Dataset rows about figures

■ ■ ■

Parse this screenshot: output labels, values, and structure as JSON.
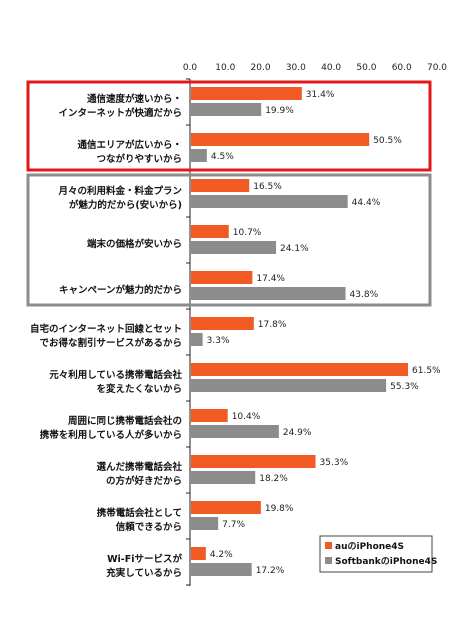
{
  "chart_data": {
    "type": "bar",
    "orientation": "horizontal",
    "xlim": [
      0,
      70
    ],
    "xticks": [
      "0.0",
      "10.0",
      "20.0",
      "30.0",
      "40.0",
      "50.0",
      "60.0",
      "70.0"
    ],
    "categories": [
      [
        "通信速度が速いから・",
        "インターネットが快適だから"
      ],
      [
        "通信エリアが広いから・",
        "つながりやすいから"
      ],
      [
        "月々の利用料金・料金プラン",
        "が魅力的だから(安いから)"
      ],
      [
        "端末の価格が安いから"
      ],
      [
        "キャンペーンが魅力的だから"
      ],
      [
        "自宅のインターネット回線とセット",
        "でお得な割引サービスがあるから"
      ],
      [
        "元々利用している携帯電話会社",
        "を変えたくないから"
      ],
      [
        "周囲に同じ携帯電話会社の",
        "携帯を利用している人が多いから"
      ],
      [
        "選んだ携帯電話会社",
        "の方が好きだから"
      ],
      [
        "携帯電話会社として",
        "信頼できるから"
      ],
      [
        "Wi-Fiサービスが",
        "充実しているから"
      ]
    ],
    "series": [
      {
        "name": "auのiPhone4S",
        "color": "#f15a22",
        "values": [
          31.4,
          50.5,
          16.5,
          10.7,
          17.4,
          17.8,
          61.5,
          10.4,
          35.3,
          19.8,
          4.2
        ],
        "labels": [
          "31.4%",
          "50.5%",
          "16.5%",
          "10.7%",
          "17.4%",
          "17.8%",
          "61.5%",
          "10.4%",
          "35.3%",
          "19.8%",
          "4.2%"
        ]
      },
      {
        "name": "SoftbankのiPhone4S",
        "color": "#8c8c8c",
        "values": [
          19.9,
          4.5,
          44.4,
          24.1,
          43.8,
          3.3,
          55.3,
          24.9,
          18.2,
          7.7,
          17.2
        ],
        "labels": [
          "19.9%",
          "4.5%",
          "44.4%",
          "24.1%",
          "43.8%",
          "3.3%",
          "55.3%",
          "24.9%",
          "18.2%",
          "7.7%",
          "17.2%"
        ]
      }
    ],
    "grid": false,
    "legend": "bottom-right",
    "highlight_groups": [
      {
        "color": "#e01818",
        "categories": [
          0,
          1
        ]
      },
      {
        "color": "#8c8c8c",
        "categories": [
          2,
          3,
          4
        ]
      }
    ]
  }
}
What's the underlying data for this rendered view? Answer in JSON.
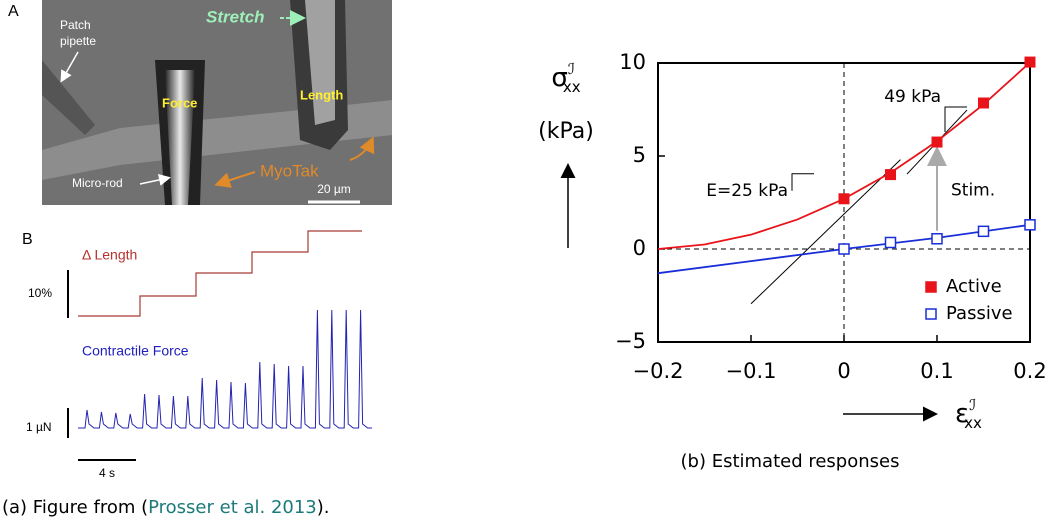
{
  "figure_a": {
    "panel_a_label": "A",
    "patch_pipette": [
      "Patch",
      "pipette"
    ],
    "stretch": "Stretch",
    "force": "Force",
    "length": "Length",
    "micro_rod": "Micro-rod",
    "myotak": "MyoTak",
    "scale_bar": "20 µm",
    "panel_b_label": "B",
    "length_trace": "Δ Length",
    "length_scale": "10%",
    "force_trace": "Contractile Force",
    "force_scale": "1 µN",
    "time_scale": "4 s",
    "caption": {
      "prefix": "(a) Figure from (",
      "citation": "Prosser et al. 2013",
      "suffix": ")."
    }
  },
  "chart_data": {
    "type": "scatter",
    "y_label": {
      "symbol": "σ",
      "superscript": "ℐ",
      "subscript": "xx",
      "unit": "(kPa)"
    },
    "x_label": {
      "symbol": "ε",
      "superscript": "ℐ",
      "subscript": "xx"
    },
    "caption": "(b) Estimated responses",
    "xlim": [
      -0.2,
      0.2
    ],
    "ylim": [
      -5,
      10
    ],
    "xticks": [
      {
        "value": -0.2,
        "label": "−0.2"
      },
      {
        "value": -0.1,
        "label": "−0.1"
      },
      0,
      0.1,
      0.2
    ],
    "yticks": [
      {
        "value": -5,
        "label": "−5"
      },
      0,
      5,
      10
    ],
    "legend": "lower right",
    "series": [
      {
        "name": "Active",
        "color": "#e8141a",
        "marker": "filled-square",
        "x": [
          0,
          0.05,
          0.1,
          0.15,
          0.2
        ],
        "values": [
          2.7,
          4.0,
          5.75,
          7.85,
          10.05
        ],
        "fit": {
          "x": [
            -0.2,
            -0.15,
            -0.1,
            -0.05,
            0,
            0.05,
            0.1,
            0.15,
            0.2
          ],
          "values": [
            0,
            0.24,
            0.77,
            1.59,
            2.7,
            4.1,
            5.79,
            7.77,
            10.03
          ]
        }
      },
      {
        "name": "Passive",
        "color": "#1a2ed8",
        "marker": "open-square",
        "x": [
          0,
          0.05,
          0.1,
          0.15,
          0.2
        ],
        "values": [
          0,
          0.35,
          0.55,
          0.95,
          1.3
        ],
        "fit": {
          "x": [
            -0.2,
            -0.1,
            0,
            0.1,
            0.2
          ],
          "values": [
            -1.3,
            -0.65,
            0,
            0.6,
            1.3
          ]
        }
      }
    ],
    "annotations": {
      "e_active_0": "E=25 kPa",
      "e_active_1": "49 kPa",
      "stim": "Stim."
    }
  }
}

■ ■ ■

_Problem statement_.
Reproduce the whole listing above word for word, but not its pictures.

_Exercise solution_.
Parse this screenshot: output labels, values, and structure as JSON.
{
  "chart_data": {
    "type": "bar",
    "orientation": "horizontal",
    "xlim": [
      0,
      70
    ],
    "xticks": [
      "0.0",
      "10.0",
      "20.0",
      "30.0",
      "40.0",
      "50.0",
      "60.0",
      "70.0"
    ],
    "categories": [
      [
        "通信速度が速いから・",
        "インターネットが快適だから"
      ],
      [
        "通信エリアが広いから・",
        "つながりやすいから"
      ],
      [
        "月々の利用料金・料金プラン",
        "が魅力的だから(安いから)"
      ],
      [
        "端末の価格が安いから"
      ],
      [
        "キャンペーンが魅力的だから"
      ],
      [
        "自宅のインターネット回線とセット",
        "でお得な割引サービスがあるから"
      ],
      [
        "元々利用している携帯電話会社",
        "を変えたくないから"
      ],
      [
        "周囲に同じ携帯電話会社の",
        "携帯を利用している人が多いから"
      ],
      [
        "選んだ携帯電話会社",
        "の方が好きだから"
      ],
      [
        "携帯電話会社として",
        "信頼できるから"
      ],
      [
        "Wi-Fiサービスが",
        "充実しているから"
      ]
    ],
    "series": [
      {
        "name": "auのiPhone4S",
        "color": "#f15a22",
        "values": [
          31.4,
          50.5,
          16.5,
          10.7,
          17.4,
          17.8,
          61.5,
          10.4,
          35.3,
          19.8,
          4.2
        ],
        "labels": [
          "31.4%",
          "50.5%",
          "16.5%",
          "10.7%",
          "17.4%",
          "17.8%",
          "61.5%",
          "10.4%",
          "35.3%",
          "19.8%",
          "4.2%"
        ]
      },
      {
        "name": "SoftbankのiPhone4S",
        "color": "#8c8c8c",
        "values": [
          19.9,
          4.5,
          44.4,
          24.1,
          43.8,
          3.3,
          55.3,
          24.9,
          18.2,
          7.7,
          17.2
        ],
        "labels": [
          "19.9%",
          "4.5%",
          "44.4%",
          "24.1%",
          "43.8%",
          "3.3%",
          "55.3%",
          "24.9%",
          "18.2%",
          "7.7%",
          "17.2%"
        ]
      }
    ],
    "grid": false,
    "legend": "bottom-right",
    "highlight_groups": [
      {
        "color": "#e01818",
        "categories": [
          0,
          1
        ]
      },
      {
        "color": "#8c8c8c",
        "categories": [
          2,
          3,
          4
        ]
      }
    ]
  }
}
What's the underlying data for this rendered view? Answer in JSON.
{
  "figure_a": {
    "panel_a_label": "A",
    "patch_pipette": [
      "Patch",
      "pipette"
    ],
    "stretch": "Stretch",
    "force": "Force",
    "length": "Length",
    "micro_rod": "Micro-rod",
    "myotak": "MyoTak",
    "scale_bar": "20 µm",
    "panel_b_label": "B",
    "length_trace": "Δ Length",
    "length_scale": "10%",
    "force_trace": "Contractile Force",
    "force_scale": "1 µN",
    "time_scale": "4 s",
    "caption": {
      "prefix": "(a) Figure from (",
      "citation": "Prosser et al. 2013",
      "suffix": ")."
    }
  },
  "chart_data": {
    "type": "scatter",
    "y_label": {
      "symbol": "σ",
      "superscript": "ℐ",
      "subscript": "xx",
      "unit": "(kPa)"
    },
    "x_label": {
      "symbol": "ε",
      "superscript": "ℐ",
      "subscript": "xx"
    },
    "caption": "(b) Estimated responses",
    "xlim": [
      -0.2,
      0.2
    ],
    "ylim": [
      -5,
      10
    ],
    "xticks": [
      {
        "value": -0.2,
        "label": "−0.2"
      },
      {
        "value": -0.1,
        "label": "−0.1"
      },
      0,
      0.1,
      0.2
    ],
    "yticks": [
      {
        "value": -5,
        "label": "−5"
      },
      0,
      5,
      10
    ],
    "legend": "lower right",
    "series": [
      {
        "name": "Active",
        "color": "#e8141a",
        "marker": "filled-square",
        "x": [
          0,
          0.05,
          0.1,
          0.15,
          0.2
        ],
        "values": [
          2.7,
          4.0,
          5.75,
          7.85,
          10.05
        ],
        "fit": {
          "x": [
            -0.2,
            -0.15,
            -0.1,
            -0.05,
            0,
            0.05,
            0.1,
            0.15,
            0.2
          ],
          "values": [
            0,
            0.24,
            0.77,
            1.59,
            2.7,
            4.1,
            5.79,
            7.77,
            10.03
          ]
        }
      },
      {
        "name": "Passive",
        "color": "#1a2ed8",
        "marker": "open-square",
        "x": [
          0,
          0.05,
          0.1,
          0.15,
          0.2
        ],
        "values": [
          0,
          0.35,
          0.55,
          0.95,
          1.3
        ],
        "fit": {
          "x": [
            -0.2,
            -0.1,
            0,
            0.1,
            0.2
          ],
          "values": [
            -1.3,
            -0.65,
            0,
            0.6,
            1.3
          ]
        }
      }
    ],
    "annotations": {
      "e_active_0": "E=25 kPa",
      "e_active_1": "49 kPa",
      "stim": "Stim."
    }
  }
}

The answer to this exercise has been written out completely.